Pull out each line of the data that includes the word "title".

** start of MATERIAL PROVIDED **

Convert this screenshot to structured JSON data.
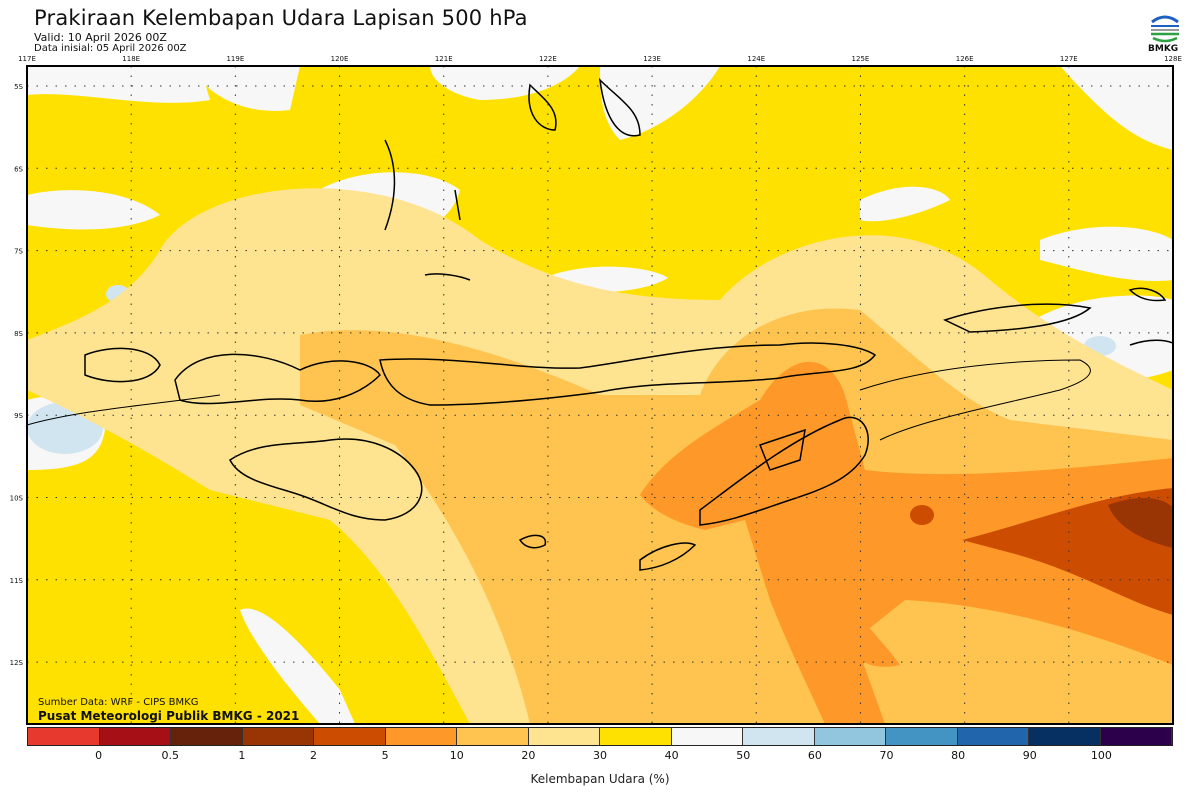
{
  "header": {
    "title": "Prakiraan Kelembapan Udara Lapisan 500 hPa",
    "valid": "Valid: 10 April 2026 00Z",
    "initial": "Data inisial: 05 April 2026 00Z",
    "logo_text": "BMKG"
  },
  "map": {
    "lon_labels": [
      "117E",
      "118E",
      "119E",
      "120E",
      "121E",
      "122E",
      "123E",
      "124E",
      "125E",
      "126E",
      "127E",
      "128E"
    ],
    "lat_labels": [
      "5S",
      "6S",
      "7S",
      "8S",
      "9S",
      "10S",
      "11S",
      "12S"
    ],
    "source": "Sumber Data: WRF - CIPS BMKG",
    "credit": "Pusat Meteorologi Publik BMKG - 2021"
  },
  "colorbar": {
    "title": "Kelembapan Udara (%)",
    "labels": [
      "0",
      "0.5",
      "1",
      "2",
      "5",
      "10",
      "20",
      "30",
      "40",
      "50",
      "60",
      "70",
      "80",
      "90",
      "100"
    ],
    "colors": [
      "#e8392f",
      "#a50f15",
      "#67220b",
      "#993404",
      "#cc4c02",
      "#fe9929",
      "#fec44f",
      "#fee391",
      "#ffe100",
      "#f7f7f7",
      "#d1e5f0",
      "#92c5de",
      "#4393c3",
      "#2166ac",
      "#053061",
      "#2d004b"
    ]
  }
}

** end of MATERIAL PROVIDED **

*CORRECT RESULT*.
    "title": "Prakiraan Kelembapan Udara Lapisan 500 hPa",
    "title": "Kelembapan Udara (%)",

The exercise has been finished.